> [Exercise description]: Show all lines from the listing below that contain "JSON".

> [Working data]:
☆ ☆ ☆ ☆

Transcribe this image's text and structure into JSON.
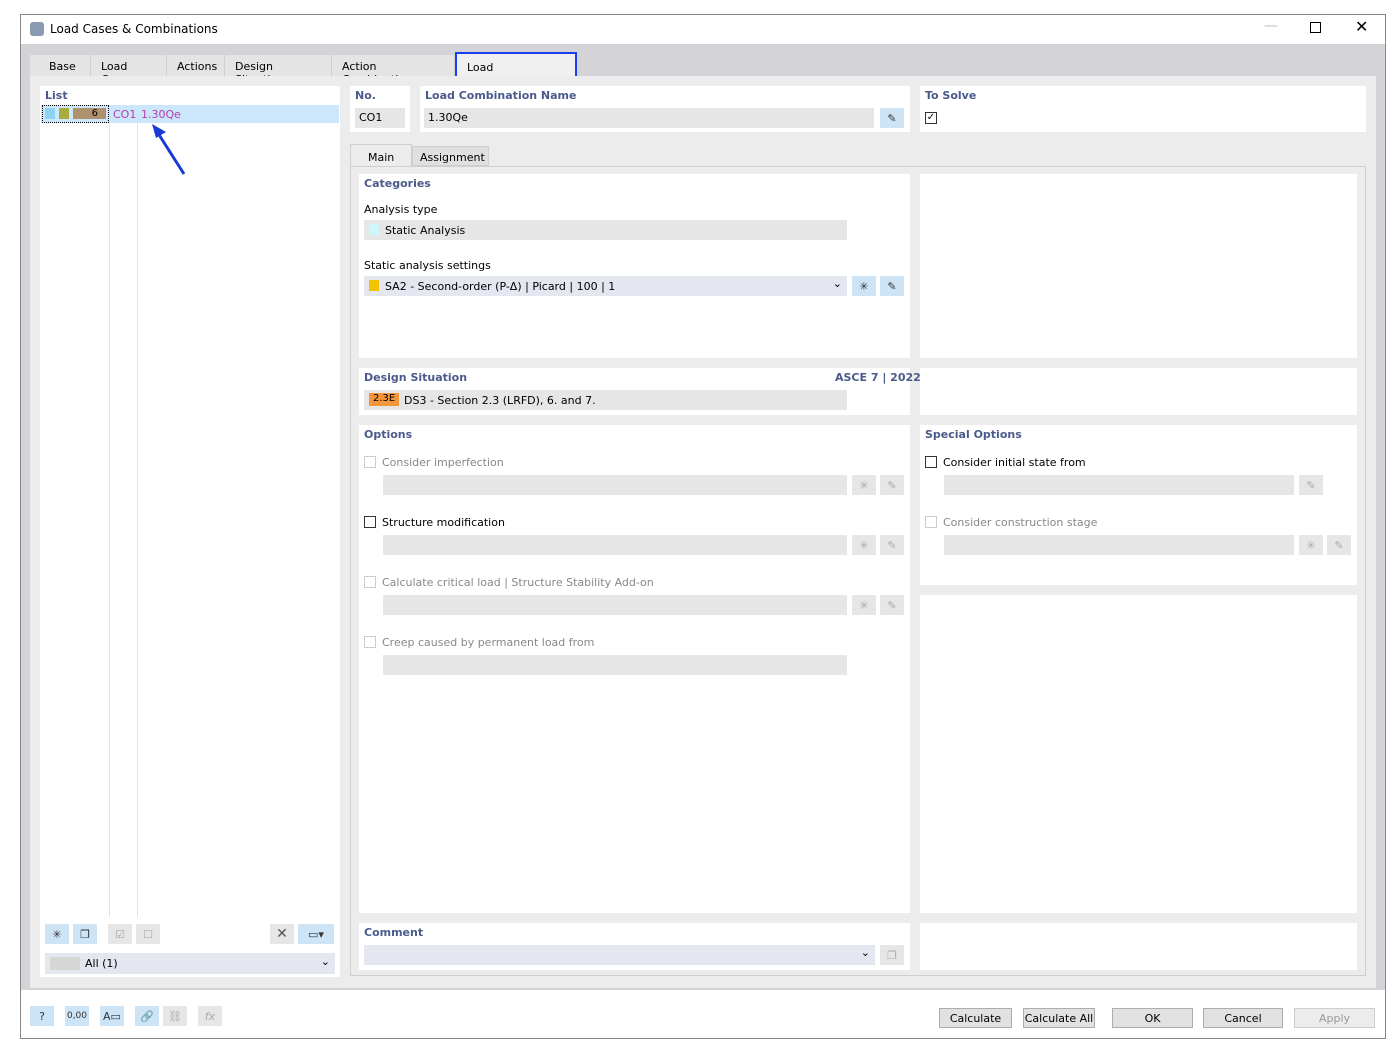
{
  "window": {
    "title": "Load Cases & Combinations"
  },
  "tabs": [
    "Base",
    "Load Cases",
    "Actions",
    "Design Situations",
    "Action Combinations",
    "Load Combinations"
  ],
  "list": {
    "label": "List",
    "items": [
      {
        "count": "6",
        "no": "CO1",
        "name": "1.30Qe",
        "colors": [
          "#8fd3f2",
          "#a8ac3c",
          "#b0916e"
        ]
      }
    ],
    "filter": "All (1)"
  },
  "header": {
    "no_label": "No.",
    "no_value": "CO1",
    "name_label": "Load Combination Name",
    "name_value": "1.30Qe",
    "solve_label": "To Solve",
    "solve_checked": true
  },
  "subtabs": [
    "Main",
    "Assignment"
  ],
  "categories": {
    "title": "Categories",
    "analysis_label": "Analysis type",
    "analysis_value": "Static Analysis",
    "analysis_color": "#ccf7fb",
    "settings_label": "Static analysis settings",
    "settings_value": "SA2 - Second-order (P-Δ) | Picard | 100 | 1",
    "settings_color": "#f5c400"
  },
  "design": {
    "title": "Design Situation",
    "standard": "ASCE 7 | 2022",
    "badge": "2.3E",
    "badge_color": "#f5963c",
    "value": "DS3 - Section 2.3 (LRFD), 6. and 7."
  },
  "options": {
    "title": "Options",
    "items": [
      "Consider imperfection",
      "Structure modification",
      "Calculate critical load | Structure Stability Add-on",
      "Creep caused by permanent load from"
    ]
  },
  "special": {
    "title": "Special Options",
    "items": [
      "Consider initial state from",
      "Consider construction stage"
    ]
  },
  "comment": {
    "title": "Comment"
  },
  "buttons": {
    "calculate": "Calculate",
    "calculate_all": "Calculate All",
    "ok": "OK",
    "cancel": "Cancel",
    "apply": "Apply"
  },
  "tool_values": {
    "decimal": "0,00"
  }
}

☆ ☆ ☆ ☆

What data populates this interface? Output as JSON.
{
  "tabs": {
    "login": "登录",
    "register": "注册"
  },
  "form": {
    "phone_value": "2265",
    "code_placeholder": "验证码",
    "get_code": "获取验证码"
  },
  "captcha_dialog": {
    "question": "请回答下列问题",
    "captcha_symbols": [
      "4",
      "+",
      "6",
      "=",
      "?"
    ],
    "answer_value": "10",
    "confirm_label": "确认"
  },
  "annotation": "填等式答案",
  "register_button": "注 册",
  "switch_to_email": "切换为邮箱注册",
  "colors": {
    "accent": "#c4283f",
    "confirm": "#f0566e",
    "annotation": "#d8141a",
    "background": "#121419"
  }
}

☆ ☆ ☆ ☆

> [Exercise output]:
Transcribe this image's text and structure into JSON.
What data populates this interface? Output as JSON.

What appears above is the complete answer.